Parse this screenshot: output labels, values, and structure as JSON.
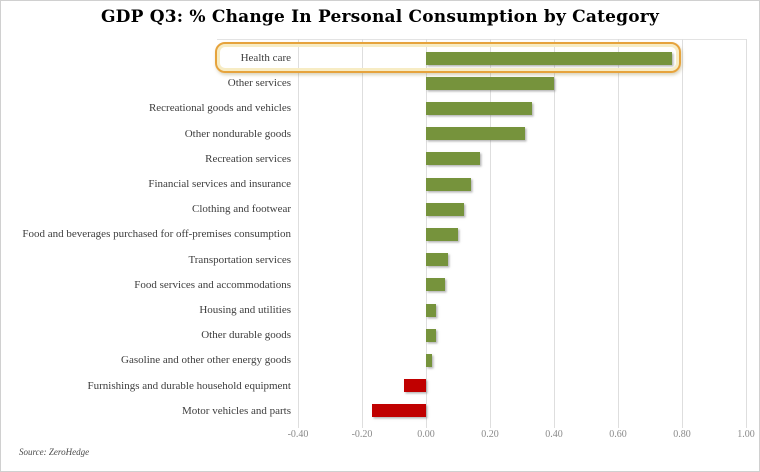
{
  "title": "GDP Q3: % Change In Personal Consumption by Category",
  "source": "Source: ZeroHedge",
  "colors": {
    "positive_bar": "#76933C",
    "negative_bar": "#C00000",
    "gridline": "#DEDEDE",
    "tick_label": "#8A8A8A",
    "category_label": "#3D3D3D",
    "highlight_border": "#E6A33C",
    "highlight_inner_ring": "#F7ECC4"
  },
  "chart_data": {
    "type": "bar",
    "orientation": "horizontal",
    "title": "GDP Q3: % Change In Personal Consumption by Category",
    "categories": [
      "Health care",
      "Other services",
      "Recreational goods and vehicles",
      "Other nondurable goods",
      "Recreation services",
      "Financial services and insurance",
      "Clothing and footwear",
      "Food and beverages purchased for off-premises consumption",
      "Transportation services",
      "Food services and accommodations",
      "Housing and utilities",
      "Other durable goods",
      "Gasoline and other other energy goods",
      "Furnishings and durable household equipment",
      "Motor vehicles and parts"
    ],
    "values": [
      0.77,
      0.4,
      0.33,
      0.31,
      0.17,
      0.14,
      0.12,
      0.1,
      0.07,
      0.06,
      0.03,
      0.03,
      0.02,
      -0.07,
      -0.17
    ],
    "xlim": [
      -0.4,
      1.0
    ],
    "x_ticks": [
      -0.4,
      -0.2,
      0.0,
      0.2,
      0.4,
      0.6,
      0.8,
      1.0
    ],
    "x_tick_labels": [
      "-0.40",
      "-0.20",
      "0.00",
      "0.20",
      "0.40",
      "0.60",
      "0.80",
      "1.00"
    ],
    "grid": true,
    "legend": false,
    "highlighted_category": "Health care",
    "highlight_index": 0
  }
}
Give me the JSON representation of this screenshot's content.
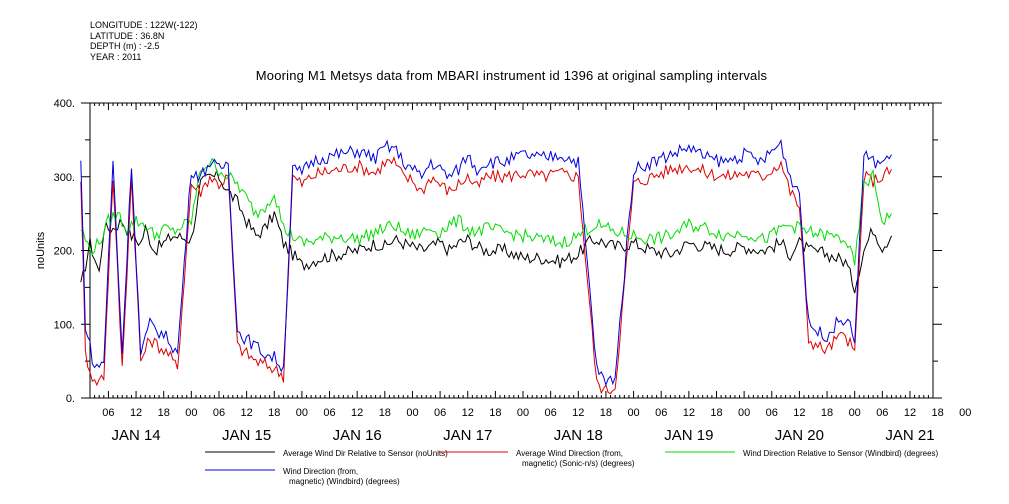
{
  "meta": {
    "longitude": "LONGITUDE : 122W(-122)",
    "latitude": "LATITUDE : 36.8N",
    "depth": "DEPTH (m) : -2.5",
    "year": "YEAR : 2011"
  },
  "chart_data": {
    "type": "line",
    "title": "Mooring M1 Metsys data from MBARI instrument id 1396 at original sampling intervals",
    "ylabel": "noUnits",
    "ylim": [
      0,
      400
    ],
    "yticks": [
      0,
      100,
      200,
      300,
      400
    ],
    "ytick_labels": [
      "0.",
      "100.",
      "200.",
      "300.",
      "400."
    ],
    "xlim_hours": [
      0,
      183
    ],
    "hour_tick_labels": [
      "06",
      "12",
      "18",
      "00",
      "06",
      "12",
      "18",
      "00",
      "06",
      "12",
      "18",
      "00",
      "06",
      "12",
      "18",
      "00",
      "06",
      "12",
      "18",
      "00",
      "06",
      "12",
      "18",
      "00",
      "06",
      "12",
      "18",
      "00",
      "06",
      "12",
      "18",
      "00"
    ],
    "day_labels": [
      "JAN 14",
      "JAN 15",
      "JAN 16",
      "JAN 17",
      "JAN 18",
      "JAN 19",
      "JAN 20",
      "JAN 21"
    ],
    "x_day_centers": [
      12,
      36,
      60,
      84,
      108,
      132,
      156,
      180
    ],
    "series": [
      {
        "name": "Average Wind Dir Relative to Sensor (noUnits)",
        "color": "#000000",
        "legend_lines": [
          "Average Wind Dir Relative to Sensor (noUnits)"
        ],
        "points": [
          [
            0,
            150
          ],
          [
            2,
            210
          ],
          [
            4,
            170
          ],
          [
            5,
            230
          ],
          [
            7,
            230
          ],
          [
            9,
            240
          ],
          [
            11,
            220
          ],
          [
            13,
            210
          ],
          [
            14,
            230
          ],
          [
            16,
            200
          ],
          [
            18,
            210
          ],
          [
            20,
            220
          ],
          [
            24,
            215
          ],
          [
            26,
            290
          ],
          [
            28,
            300
          ],
          [
            30,
            300
          ],
          [
            32,
            280
          ],
          [
            34,
            265
          ],
          [
            36,
            240
          ],
          [
            38,
            220
          ],
          [
            40,
            230
          ],
          [
            42,
            250
          ],
          [
            44,
            210
          ],
          [
            48,
            180
          ],
          [
            52,
            190
          ],
          [
            56,
            195
          ],
          [
            60,
            200
          ],
          [
            62,
            205
          ],
          [
            64,
            210
          ],
          [
            66,
            205
          ],
          [
            68,
            215
          ],
          [
            70,
            210
          ],
          [
            72,
            205
          ],
          [
            74,
            200
          ],
          [
            76,
            205
          ],
          [
            78,
            210
          ],
          [
            80,
            200
          ],
          [
            82,
            210
          ],
          [
            84,
            215
          ],
          [
            86,
            205
          ],
          [
            88,
            200
          ],
          [
            92,
            200
          ],
          [
            96,
            190
          ],
          [
            100,
            190
          ],
          [
            104,
            185
          ],
          [
            108,
            195
          ],
          [
            110,
            210
          ],
          [
            112,
            215
          ],
          [
            116,
            205
          ],
          [
            120,
            210
          ],
          [
            124,
            200
          ],
          [
            128,
            195
          ],
          [
            132,
            210
          ],
          [
            136,
            205
          ],
          [
            140,
            200
          ],
          [
            144,
            205
          ],
          [
            148,
            200
          ],
          [
            150,
            205
          ],
          [
            152,
            210
          ],
          [
            154,
            195
          ],
          [
            156,
            210
          ],
          [
            158,
            200
          ],
          [
            162,
            195
          ],
          [
            166,
            185
          ],
          [
            168,
            150
          ],
          [
            170,
            200
          ],
          [
            172,
            230
          ],
          [
            174,
            205
          ],
          [
            176,
            220
          ]
        ]
      },
      {
        "name": "Average Wind Direction (from, magnetic) (Sonic-n/s) (degrees)",
        "color": "#dd0000",
        "legend_lines": [
          "Average Wind Direction (from,",
          "magnetic) (Sonic-n/s) (degrees)"
        ],
        "points": [
          [
            0,
            300
          ],
          [
            1,
            60
          ],
          [
            3,
            20
          ],
          [
            5,
            30
          ],
          [
            7,
            300
          ],
          [
            9,
            40
          ],
          [
            11,
            300
          ],
          [
            13,
            50
          ],
          [
            15,
            80
          ],
          [
            17,
            70
          ],
          [
            19,
            60
          ],
          [
            21,
            40
          ],
          [
            24,
            290
          ],
          [
            26,
            280
          ],
          [
            28,
            300
          ],
          [
            30,
            290
          ],
          [
            32,
            300
          ],
          [
            34,
            70
          ],
          [
            36,
            60
          ],
          [
            38,
            50
          ],
          [
            40,
            45
          ],
          [
            42,
            40
          ],
          [
            44,
            30
          ],
          [
            46,
            300
          ],
          [
            48,
            290
          ],
          [
            50,
            300
          ],
          [
            52,
            305
          ],
          [
            56,
            310
          ],
          [
            60,
            315
          ],
          [
            64,
            305
          ],
          [
            66,
            320
          ],
          [
            68,
            320
          ],
          [
            70,
            300
          ],
          [
            72,
            295
          ],
          [
            74,
            280
          ],
          [
            76,
            300
          ],
          [
            78,
            290
          ],
          [
            80,
            280
          ],
          [
            82,
            290
          ],
          [
            84,
            300
          ],
          [
            86,
            285
          ],
          [
            88,
            300
          ],
          [
            92,
            300
          ],
          [
            96,
            305
          ],
          [
            100,
            300
          ],
          [
            104,
            305
          ],
          [
            108,
            300
          ],
          [
            112,
            20
          ],
          [
            114,
            10
          ],
          [
            116,
            15
          ],
          [
            120,
            290
          ],
          [
            124,
            300
          ],
          [
            128,
            310
          ],
          [
            132,
            315
          ],
          [
            136,
            305
          ],
          [
            140,
            300
          ],
          [
            144,
            305
          ],
          [
            148,
            300
          ],
          [
            150,
            310
          ],
          [
            152,
            320
          ],
          [
            154,
            280
          ],
          [
            156,
            260
          ],
          [
            158,
            80
          ],
          [
            160,
            70
          ],
          [
            162,
            65
          ],
          [
            164,
            80
          ],
          [
            166,
            85
          ],
          [
            168,
            60
          ],
          [
            170,
            300
          ],
          [
            172,
            295
          ],
          [
            174,
            300
          ],
          [
            176,
            310
          ]
        ]
      },
      {
        "name": "Wind Direction Relative to Sensor (Windbird) (degrees)",
        "color": "#00dd00",
        "legend_lines": [
          "Wind Direction Relative to Sensor (Windbird) (degrees)"
        ],
        "points": [
          [
            0,
            230
          ],
          [
            2,
            200
          ],
          [
            4,
            210
          ],
          [
            6,
            240
          ],
          [
            8,
            250
          ],
          [
            10,
            230
          ],
          [
            12,
            240
          ],
          [
            14,
            235
          ],
          [
            16,
            220
          ],
          [
            18,
            230
          ],
          [
            20,
            225
          ],
          [
            24,
            240
          ],
          [
            26,
            310
          ],
          [
            28,
            320
          ],
          [
            30,
            310
          ],
          [
            32,
            300
          ],
          [
            34,
            290
          ],
          [
            36,
            270
          ],
          [
            38,
            250
          ],
          [
            40,
            260
          ],
          [
            42,
            280
          ],
          [
            44,
            230
          ],
          [
            48,
            210
          ],
          [
            52,
            215
          ],
          [
            56,
            220
          ],
          [
            60,
            215
          ],
          [
            62,
            220
          ],
          [
            64,
            225
          ],
          [
            66,
            230
          ],
          [
            68,
            235
          ],
          [
            70,
            225
          ],
          [
            72,
            220
          ],
          [
            74,
            225
          ],
          [
            76,
            230
          ],
          [
            78,
            225
          ],
          [
            80,
            235
          ],
          [
            82,
            240
          ],
          [
            84,
            230
          ],
          [
            86,
            225
          ],
          [
            88,
            230
          ],
          [
            92,
            225
          ],
          [
            96,
            220
          ],
          [
            100,
            215
          ],
          [
            104,
            210
          ],
          [
            108,
            220
          ],
          [
            110,
            230
          ],
          [
            112,
            235
          ],
          [
            116,
            225
          ],
          [
            120,
            220
          ],
          [
            124,
            215
          ],
          [
            128,
            220
          ],
          [
            132,
            235
          ],
          [
            136,
            230
          ],
          [
            140,
            220
          ],
          [
            144,
            225
          ],
          [
            148,
            215
          ],
          [
            150,
            220
          ],
          [
            152,
            230
          ],
          [
            154,
            235
          ],
          [
            156,
            230
          ],
          [
            158,
            225
          ],
          [
            162,
            220
          ],
          [
            166,
            215
          ],
          [
            168,
            180
          ],
          [
            170,
            290
          ],
          [
            172,
            300
          ],
          [
            174,
            240
          ],
          [
            176,
            250
          ]
        ]
      },
      {
        "name": "Wind Direction (from, magnetic) (Windbird) (degrees)",
        "color": "#0000dd",
        "legend_lines": [
          "Wind Direction (from,",
          "magnetic) (Windbird) (degrees)"
        ],
        "points": [
          [
            0,
            320
          ],
          [
            1,
            100
          ],
          [
            3,
            40
          ],
          [
            5,
            50
          ],
          [
            7,
            320
          ],
          [
            9,
            60
          ],
          [
            11,
            320
          ],
          [
            13,
            60
          ],
          [
            15,
            100
          ],
          [
            17,
            90
          ],
          [
            19,
            80
          ],
          [
            21,
            60
          ],
          [
            24,
            310
          ],
          [
            26,
            300
          ],
          [
            28,
            320
          ],
          [
            30,
            310
          ],
          [
            32,
            320
          ],
          [
            34,
            90
          ],
          [
            36,
            80
          ],
          [
            38,
            70
          ],
          [
            40,
            60
          ],
          [
            42,
            55
          ],
          [
            44,
            40
          ],
          [
            46,
            310
          ],
          [
            48,
            305
          ],
          [
            50,
            320
          ],
          [
            52,
            325
          ],
          [
            56,
            330
          ],
          [
            60,
            335
          ],
          [
            64,
            325
          ],
          [
            66,
            340
          ],
          [
            68,
            340
          ],
          [
            70,
            320
          ],
          [
            72,
            310
          ],
          [
            74,
            300
          ],
          [
            76,
            320
          ],
          [
            78,
            310
          ],
          [
            80,
            300
          ],
          [
            82,
            310
          ],
          [
            84,
            330
          ],
          [
            86,
            310
          ],
          [
            88,
            320
          ],
          [
            92,
            320
          ],
          [
            96,
            330
          ],
          [
            100,
            325
          ],
          [
            104,
            330
          ],
          [
            108,
            320
          ],
          [
            112,
            40
          ],
          [
            114,
            20
          ],
          [
            116,
            30
          ],
          [
            120,
            310
          ],
          [
            124,
            320
          ],
          [
            128,
            330
          ],
          [
            132,
            340
          ],
          [
            136,
            325
          ],
          [
            140,
            320
          ],
          [
            144,
            330
          ],
          [
            148,
            320
          ],
          [
            150,
            335
          ],
          [
            152,
            345
          ],
          [
            154,
            300
          ],
          [
            156,
            280
          ],
          [
            158,
            100
          ],
          [
            160,
            90
          ],
          [
            162,
            85
          ],
          [
            164,
            100
          ],
          [
            166,
            110
          ],
          [
            168,
            80
          ],
          [
            170,
            330
          ],
          [
            172,
            320
          ],
          [
            174,
            320
          ],
          [
            176,
            330
          ]
        ]
      }
    ]
  }
}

* _Your instructions_: Pick every line with "Windbird" in it and copy it.

* _Final result_:
        "name": "Wind Direction Relative to Sensor (Windbird) (degrees)",
          "Wind Direction Relative to Sensor (Windbird) (degrees)"
        "name": "Wind Direction (from, magnetic) (Windbird) (degrees)",
          "magnetic) (Windbird) (degrees)"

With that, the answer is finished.